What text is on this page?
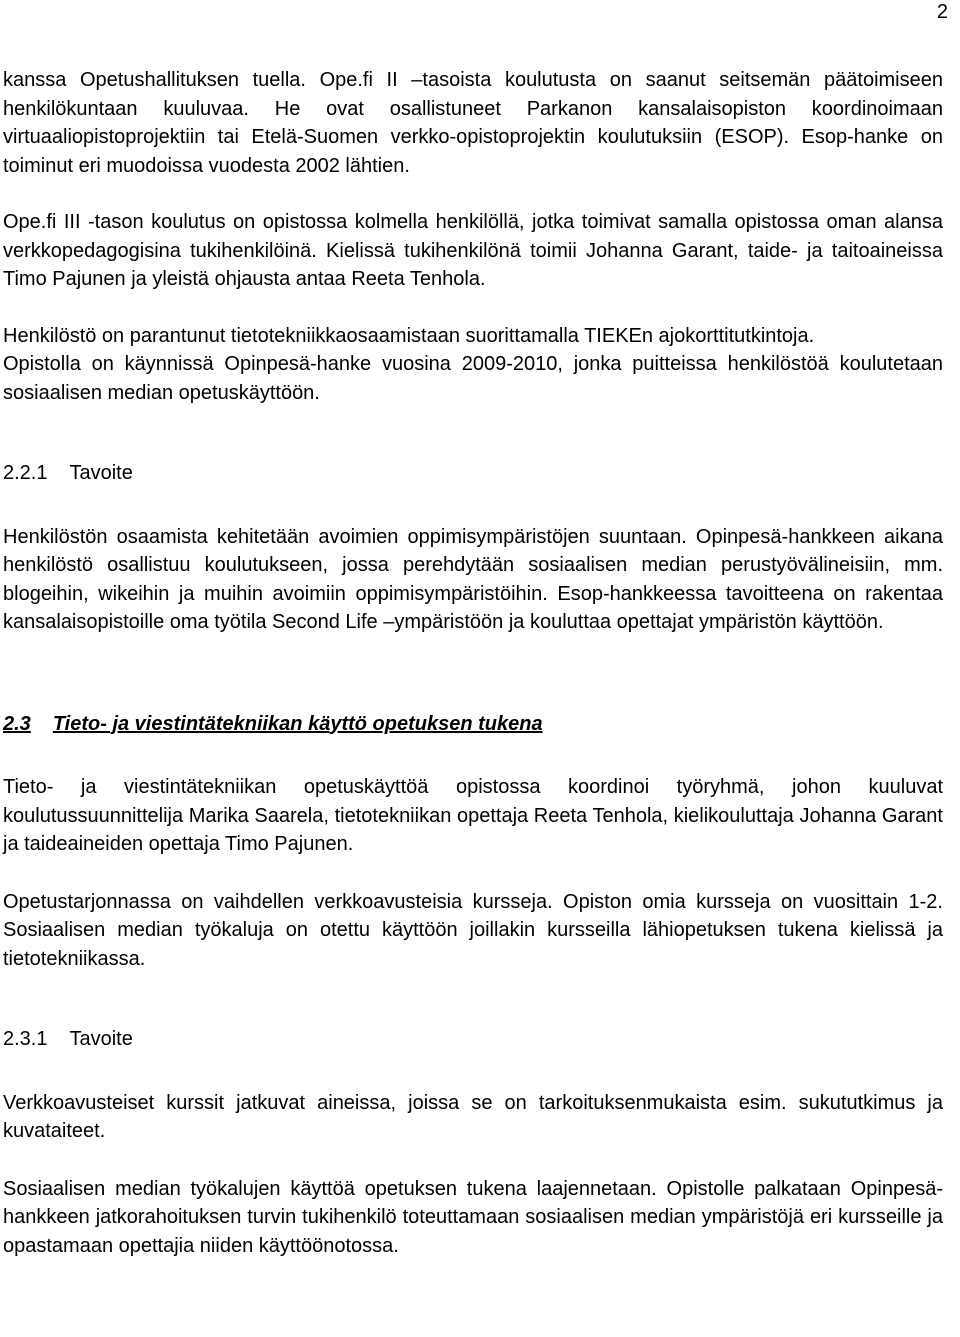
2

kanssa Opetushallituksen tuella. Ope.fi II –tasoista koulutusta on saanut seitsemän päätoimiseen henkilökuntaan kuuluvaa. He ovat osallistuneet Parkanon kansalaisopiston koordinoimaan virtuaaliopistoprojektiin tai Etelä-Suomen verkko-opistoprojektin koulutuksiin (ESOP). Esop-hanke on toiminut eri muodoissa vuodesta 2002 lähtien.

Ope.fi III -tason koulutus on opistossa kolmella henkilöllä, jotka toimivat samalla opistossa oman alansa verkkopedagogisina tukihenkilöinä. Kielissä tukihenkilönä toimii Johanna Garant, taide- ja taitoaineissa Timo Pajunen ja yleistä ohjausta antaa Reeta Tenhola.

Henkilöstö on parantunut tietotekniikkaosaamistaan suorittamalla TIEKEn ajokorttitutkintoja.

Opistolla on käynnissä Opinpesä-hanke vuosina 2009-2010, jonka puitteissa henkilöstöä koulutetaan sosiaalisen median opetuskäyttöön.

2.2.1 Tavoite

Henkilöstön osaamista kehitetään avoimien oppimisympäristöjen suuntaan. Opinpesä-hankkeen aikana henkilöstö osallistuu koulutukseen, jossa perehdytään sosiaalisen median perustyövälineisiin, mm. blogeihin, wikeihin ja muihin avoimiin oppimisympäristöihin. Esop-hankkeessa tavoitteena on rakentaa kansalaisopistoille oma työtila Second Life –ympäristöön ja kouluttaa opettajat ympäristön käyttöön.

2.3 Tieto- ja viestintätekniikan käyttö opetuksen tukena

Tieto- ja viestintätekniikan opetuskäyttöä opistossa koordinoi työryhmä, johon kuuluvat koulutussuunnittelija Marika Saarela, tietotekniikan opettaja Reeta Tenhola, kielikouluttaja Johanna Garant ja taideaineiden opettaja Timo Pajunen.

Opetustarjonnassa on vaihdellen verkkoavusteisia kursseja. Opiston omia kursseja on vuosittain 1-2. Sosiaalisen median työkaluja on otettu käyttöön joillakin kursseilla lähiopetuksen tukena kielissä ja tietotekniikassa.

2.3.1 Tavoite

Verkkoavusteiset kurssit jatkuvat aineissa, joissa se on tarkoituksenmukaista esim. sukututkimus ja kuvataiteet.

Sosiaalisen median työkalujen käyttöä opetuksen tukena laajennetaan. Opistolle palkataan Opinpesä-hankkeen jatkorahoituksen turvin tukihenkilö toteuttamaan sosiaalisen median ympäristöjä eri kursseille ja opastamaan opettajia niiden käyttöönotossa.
* * *
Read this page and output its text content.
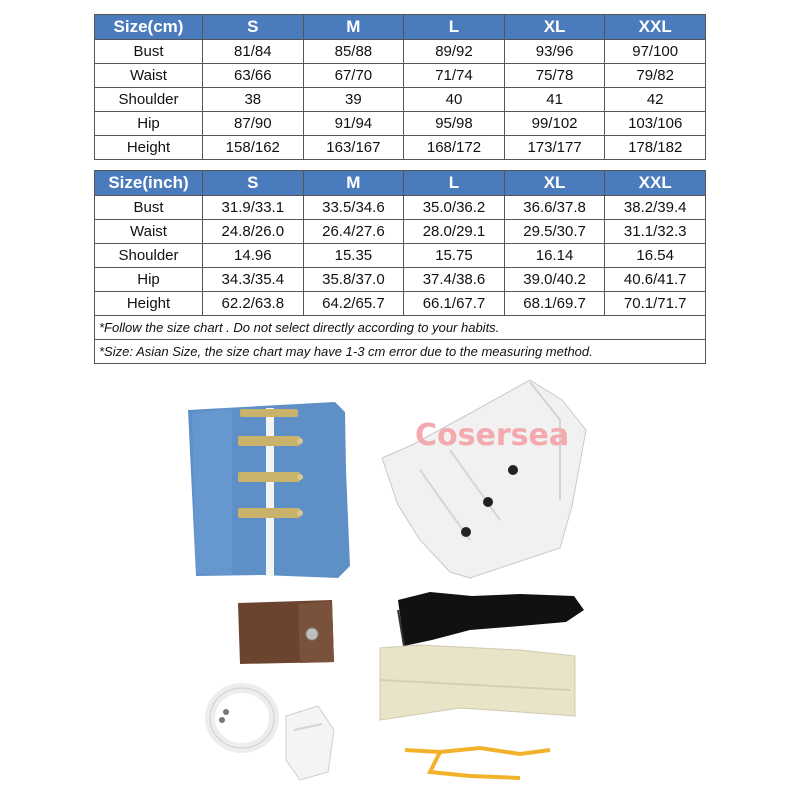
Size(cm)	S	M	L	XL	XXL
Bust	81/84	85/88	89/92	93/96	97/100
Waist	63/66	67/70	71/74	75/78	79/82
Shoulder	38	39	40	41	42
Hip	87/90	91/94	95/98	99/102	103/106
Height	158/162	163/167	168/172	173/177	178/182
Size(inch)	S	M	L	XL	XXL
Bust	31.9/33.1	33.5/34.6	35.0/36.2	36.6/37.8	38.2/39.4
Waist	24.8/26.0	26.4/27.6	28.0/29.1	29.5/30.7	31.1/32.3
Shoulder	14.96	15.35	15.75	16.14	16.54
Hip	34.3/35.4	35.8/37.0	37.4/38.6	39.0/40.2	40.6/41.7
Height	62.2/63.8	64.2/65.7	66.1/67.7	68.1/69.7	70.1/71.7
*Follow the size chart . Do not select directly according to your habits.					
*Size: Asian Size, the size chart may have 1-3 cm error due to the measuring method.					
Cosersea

**Work instructions**
Your answer should be a single number: the count of lines that contain "median".

**Task answer**
4